=== Saved data entries ===

☆ ☆ ☆ ☆

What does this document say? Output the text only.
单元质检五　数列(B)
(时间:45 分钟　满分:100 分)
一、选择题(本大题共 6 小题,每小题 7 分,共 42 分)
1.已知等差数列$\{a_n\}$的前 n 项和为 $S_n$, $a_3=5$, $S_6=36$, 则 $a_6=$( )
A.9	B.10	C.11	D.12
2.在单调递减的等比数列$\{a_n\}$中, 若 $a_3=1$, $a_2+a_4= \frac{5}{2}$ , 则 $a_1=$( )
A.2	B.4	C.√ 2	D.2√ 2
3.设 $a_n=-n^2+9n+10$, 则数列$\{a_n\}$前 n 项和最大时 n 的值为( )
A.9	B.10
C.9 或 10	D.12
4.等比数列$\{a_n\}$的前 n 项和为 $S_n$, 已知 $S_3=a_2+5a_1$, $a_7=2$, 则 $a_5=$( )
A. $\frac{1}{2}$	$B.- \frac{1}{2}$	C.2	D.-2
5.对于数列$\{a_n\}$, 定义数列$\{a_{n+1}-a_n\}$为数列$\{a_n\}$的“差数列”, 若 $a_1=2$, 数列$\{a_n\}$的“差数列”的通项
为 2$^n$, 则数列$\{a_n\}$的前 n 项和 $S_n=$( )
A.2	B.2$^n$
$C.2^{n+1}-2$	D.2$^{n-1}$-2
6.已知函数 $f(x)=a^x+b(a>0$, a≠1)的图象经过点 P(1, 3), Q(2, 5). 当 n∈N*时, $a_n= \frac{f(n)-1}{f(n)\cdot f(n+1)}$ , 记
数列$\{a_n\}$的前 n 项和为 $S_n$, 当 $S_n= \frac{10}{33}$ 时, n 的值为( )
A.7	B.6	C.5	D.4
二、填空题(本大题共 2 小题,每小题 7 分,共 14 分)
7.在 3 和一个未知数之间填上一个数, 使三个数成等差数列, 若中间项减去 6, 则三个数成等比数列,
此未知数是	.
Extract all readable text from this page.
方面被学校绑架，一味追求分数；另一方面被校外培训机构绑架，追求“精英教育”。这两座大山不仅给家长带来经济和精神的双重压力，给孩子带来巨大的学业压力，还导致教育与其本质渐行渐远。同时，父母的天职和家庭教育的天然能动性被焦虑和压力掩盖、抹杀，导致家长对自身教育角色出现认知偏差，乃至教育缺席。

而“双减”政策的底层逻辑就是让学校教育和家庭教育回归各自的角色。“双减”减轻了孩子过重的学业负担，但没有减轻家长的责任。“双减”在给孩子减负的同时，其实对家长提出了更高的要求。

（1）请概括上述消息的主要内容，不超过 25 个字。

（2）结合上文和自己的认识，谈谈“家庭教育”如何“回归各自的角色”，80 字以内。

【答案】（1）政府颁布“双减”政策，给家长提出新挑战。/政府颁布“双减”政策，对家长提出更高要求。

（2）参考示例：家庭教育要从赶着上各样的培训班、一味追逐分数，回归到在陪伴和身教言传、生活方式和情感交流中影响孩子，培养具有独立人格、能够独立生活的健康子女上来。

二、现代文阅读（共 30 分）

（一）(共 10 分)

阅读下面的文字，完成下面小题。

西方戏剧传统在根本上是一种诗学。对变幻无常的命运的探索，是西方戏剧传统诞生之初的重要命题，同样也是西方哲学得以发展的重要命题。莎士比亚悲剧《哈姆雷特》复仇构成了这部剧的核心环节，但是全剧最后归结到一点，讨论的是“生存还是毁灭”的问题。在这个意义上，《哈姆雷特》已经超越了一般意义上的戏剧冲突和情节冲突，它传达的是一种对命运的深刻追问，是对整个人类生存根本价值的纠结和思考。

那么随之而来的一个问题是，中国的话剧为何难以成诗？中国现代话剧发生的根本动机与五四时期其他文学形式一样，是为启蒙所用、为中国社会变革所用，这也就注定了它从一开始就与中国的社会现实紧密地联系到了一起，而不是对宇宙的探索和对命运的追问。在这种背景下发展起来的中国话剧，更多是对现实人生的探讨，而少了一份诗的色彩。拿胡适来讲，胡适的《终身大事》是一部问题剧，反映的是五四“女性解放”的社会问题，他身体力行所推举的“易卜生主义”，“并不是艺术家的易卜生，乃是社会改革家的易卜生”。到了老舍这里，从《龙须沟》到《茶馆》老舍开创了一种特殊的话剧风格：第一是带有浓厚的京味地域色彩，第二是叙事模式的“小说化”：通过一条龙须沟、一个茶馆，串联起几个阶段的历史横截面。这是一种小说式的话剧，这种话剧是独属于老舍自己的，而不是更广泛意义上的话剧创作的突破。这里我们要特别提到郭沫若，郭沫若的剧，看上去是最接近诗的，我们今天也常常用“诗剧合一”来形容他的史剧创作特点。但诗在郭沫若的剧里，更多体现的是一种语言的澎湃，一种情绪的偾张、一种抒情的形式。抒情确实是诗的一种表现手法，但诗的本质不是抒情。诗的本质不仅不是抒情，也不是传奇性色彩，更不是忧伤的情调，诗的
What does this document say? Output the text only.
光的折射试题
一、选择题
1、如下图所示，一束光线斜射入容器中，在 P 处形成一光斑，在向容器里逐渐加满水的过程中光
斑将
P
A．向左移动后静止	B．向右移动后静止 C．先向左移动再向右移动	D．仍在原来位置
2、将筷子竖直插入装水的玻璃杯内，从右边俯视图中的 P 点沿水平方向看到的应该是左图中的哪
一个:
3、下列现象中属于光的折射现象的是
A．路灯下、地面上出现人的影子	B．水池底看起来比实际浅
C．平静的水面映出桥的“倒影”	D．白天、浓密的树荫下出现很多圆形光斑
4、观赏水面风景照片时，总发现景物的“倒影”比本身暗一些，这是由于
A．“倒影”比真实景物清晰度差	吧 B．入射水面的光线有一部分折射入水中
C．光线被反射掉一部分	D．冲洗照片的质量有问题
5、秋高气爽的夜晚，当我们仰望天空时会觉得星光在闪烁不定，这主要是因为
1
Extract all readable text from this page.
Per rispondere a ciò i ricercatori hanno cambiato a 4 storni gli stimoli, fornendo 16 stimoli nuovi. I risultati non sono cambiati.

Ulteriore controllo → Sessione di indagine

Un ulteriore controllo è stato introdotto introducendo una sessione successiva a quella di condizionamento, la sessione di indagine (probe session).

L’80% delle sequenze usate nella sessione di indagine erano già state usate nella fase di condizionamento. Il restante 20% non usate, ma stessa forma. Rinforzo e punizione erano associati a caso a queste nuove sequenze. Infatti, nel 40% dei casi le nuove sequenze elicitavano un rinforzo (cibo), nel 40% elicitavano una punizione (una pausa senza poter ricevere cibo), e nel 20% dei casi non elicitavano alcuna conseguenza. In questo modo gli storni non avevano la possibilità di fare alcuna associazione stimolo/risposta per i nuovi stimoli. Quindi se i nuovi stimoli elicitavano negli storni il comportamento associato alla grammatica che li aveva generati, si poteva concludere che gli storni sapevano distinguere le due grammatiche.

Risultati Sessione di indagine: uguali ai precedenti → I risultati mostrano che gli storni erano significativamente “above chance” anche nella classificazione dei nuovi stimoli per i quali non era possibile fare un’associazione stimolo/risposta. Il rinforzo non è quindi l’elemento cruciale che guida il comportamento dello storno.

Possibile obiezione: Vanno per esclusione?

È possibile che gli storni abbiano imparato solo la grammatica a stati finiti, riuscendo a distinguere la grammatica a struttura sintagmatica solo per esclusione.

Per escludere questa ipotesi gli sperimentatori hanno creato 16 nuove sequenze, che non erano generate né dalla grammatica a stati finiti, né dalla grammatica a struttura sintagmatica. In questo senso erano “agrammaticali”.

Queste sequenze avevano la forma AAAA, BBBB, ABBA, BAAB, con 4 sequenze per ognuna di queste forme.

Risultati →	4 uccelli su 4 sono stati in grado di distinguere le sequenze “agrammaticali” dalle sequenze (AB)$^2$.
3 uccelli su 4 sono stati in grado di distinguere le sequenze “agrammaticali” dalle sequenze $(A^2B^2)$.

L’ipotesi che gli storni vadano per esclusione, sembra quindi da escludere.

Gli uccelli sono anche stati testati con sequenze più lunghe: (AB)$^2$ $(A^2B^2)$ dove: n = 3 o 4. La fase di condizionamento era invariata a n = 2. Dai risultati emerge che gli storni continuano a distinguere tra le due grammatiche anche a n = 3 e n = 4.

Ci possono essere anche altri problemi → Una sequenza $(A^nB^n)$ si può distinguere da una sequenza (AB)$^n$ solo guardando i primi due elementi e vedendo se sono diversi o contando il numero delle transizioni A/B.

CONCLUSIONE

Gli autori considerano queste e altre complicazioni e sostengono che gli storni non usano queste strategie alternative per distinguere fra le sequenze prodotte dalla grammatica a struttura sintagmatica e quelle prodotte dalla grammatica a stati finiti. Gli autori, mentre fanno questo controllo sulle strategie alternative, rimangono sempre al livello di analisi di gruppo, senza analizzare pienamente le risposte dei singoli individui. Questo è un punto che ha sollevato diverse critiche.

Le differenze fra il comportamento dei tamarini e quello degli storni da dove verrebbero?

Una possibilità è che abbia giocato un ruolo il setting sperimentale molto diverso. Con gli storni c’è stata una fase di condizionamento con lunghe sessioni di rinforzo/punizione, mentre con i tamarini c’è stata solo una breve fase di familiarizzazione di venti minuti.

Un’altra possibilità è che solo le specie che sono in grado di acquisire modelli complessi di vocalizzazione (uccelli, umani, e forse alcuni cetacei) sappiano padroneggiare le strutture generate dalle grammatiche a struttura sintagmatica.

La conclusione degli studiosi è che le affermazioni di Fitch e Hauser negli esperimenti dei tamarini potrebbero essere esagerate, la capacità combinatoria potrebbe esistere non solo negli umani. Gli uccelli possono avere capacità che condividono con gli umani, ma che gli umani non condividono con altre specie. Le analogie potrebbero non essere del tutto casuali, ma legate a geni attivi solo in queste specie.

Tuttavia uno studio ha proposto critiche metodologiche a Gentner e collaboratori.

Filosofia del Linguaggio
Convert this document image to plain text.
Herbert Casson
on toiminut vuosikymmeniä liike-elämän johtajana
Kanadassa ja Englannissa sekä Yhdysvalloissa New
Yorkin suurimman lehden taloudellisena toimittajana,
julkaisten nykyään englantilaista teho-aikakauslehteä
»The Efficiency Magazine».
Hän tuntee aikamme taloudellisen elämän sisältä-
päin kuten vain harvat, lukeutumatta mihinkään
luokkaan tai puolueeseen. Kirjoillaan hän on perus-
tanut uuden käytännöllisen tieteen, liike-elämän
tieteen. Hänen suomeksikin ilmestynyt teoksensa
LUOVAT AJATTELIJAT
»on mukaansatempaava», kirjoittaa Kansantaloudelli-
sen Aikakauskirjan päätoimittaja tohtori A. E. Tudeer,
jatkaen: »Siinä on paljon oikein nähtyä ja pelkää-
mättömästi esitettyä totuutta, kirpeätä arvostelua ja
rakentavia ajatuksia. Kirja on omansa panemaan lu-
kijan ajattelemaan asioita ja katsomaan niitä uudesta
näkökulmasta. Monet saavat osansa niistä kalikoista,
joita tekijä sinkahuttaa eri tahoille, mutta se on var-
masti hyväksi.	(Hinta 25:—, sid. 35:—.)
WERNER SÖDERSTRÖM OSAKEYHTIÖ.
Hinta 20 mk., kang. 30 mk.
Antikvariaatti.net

☆ ☆ ☆ ☆

=== Stated exercise ===
Tally the lines in these entries that have the string "condizionamento" in them, then answer with the count and nothing else.

=== Output below ===
4